> _Work instructions_:
Edit the lines beginning with the one that has "14, 435, 26]" and stopping after the one that has "244, 435, 269]". Replace "Passwort" with "Kennwort", keep everything else the same, and return only those lines.
— start Data records —
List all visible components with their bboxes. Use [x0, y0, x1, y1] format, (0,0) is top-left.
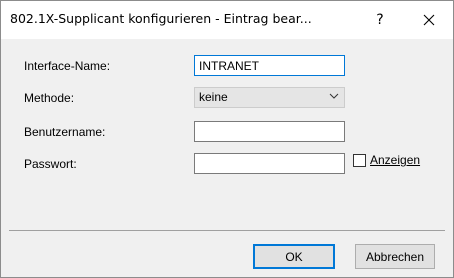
close-icon	[423, 14, 435, 26]
method-select[interactable]: keine	[194, 87, 345, 108]
dialog-window: 802.1X-Supplicant konfigurieren - Eintra…	[0, 0, 454, 278]
show-password-checkbox[interactable]	[353, 154, 366, 167]
username-label: Benutzername:	[24, 125, 106, 139]
interface-name-input[interactable]	[194, 55, 345, 76]
separator-line	[9, 230, 445, 231]
help-icon: ?	[376, 12, 384, 28]
password-label: Passwort:	[24, 157, 77, 171]
cancel-button[interactable]: Abbrechen	[355, 244, 435, 269]
close-button[interactable]	[407, 1, 451, 39]
show-password-label[interactable]: Anzeigen	[370, 153, 420, 167]
title-bar: 802.1X-Supplicant konfigurieren - Eintra…	[1, 1, 453, 39]
help-button[interactable]: ?	[358, 1, 402, 39]
interface-name-label: Interface-Name:	[24, 59, 111, 73]
password-input[interactable]	[194, 153, 345, 174]
window-title: 802.1X-Supplicant konfigurieren - Eintra…	[10, 11, 312, 26]
username-input[interactable]	[194, 121, 345, 142]
chevron-down-icon	[329, 93, 339, 99]
ok-button[interactable]: OK	[253, 244, 335, 269]
method-label: Methode:	[24, 91, 75, 105]
method-selected-value: keine	[199, 90, 228, 104]
show-password-text: Anzeigen	[370, 153, 421, 167]
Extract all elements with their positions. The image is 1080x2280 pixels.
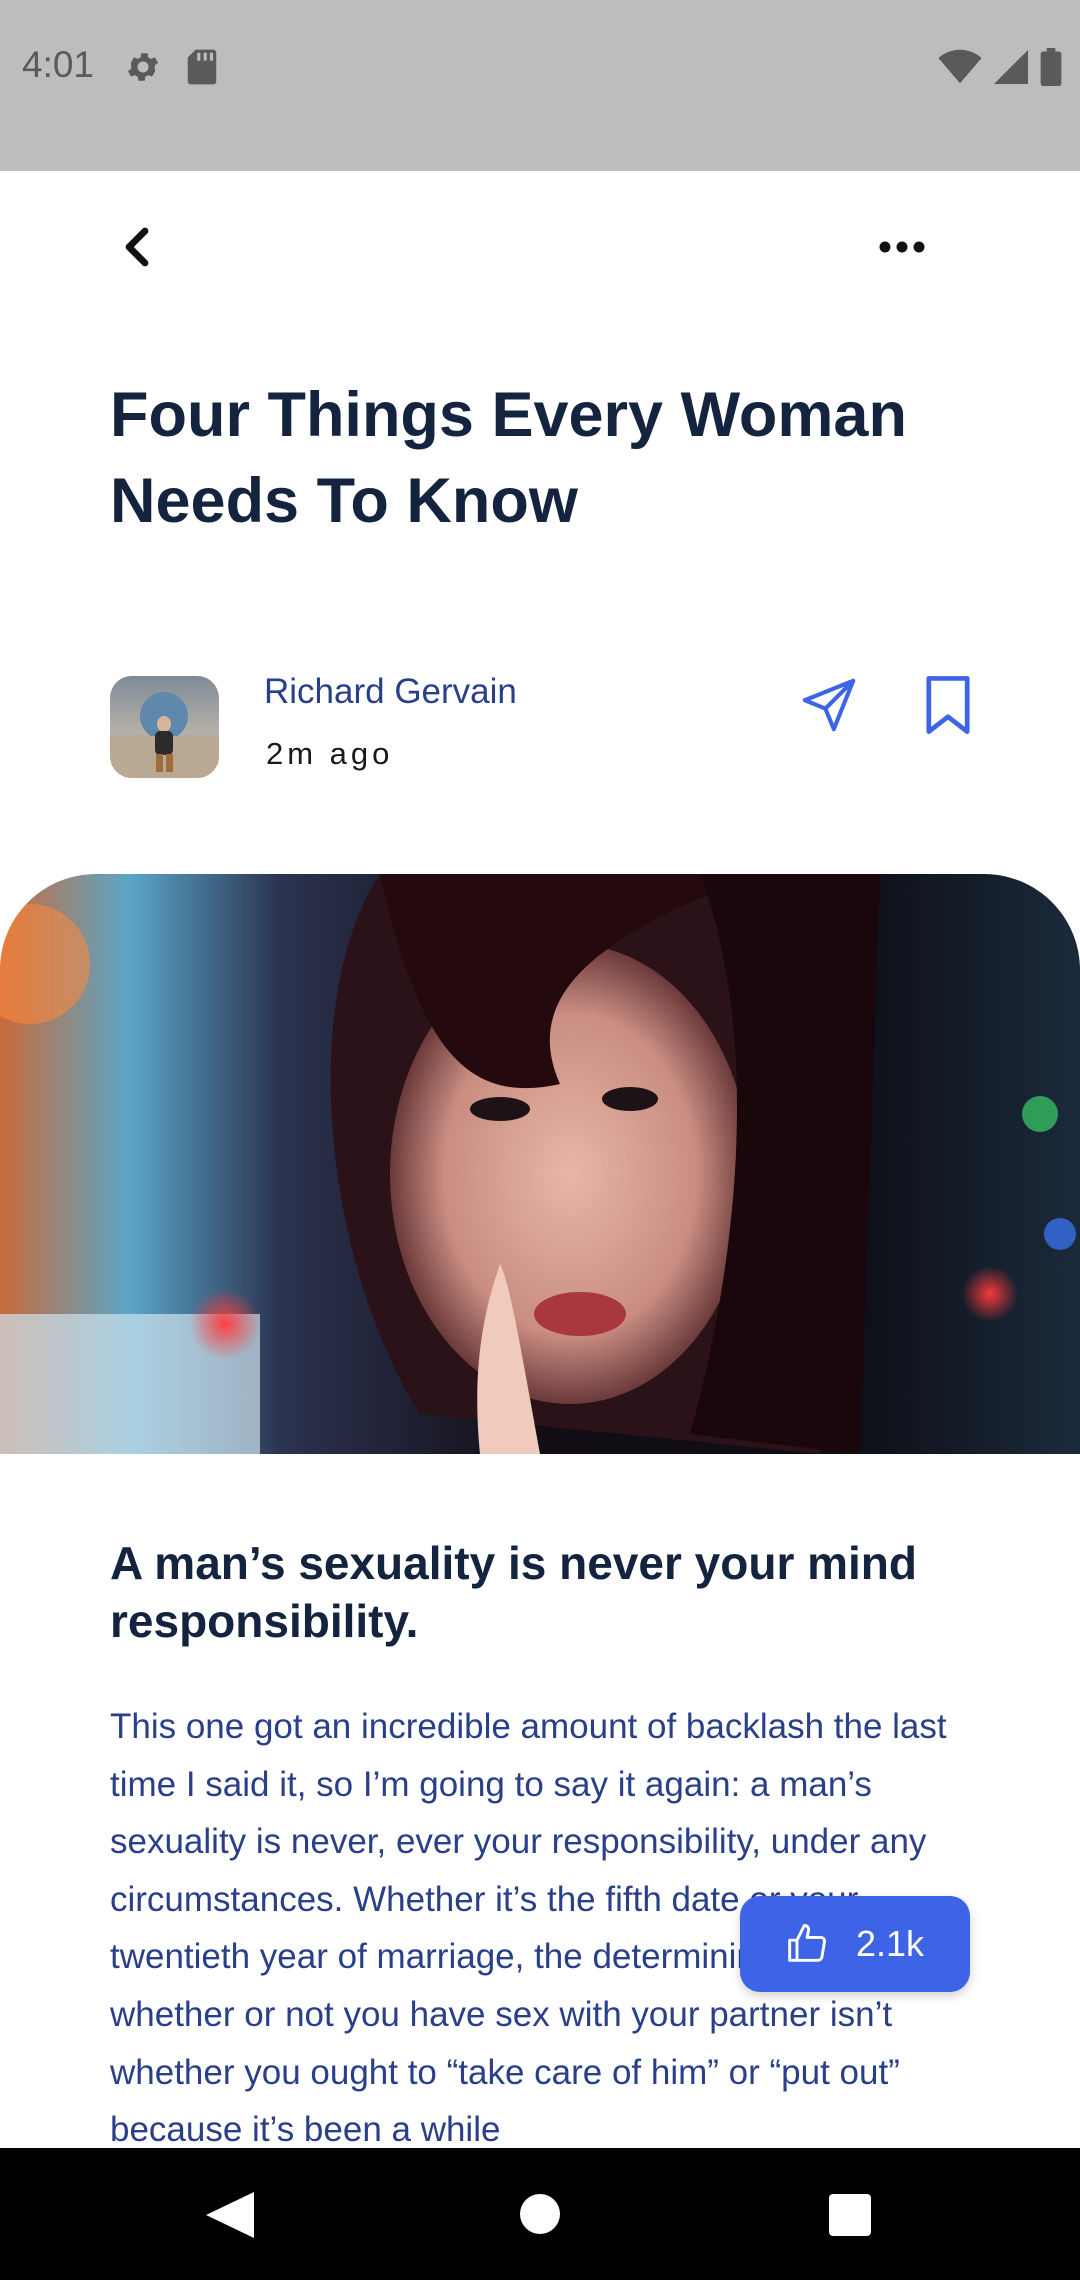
— end Data records —
> _Result_:
close-icon	[423, 14, 435, 26]
method-select[interactable]: keine	[194, 87, 345, 108]
dialog-window: 802.1X-Supplicant konfigurieren - Eintra…	[0, 0, 454, 278]
show-password-checkbox[interactable]	[353, 154, 366, 167]
username-label: Benutzername:	[24, 125, 106, 139]
interface-name-input[interactable]	[194, 55, 345, 76]
separator-line	[9, 230, 445, 231]
help-icon: ?	[376, 12, 384, 28]
password-label: Kennwort:	[24, 157, 77, 171]
cancel-button[interactable]: Abbrechen	[355, 244, 435, 269]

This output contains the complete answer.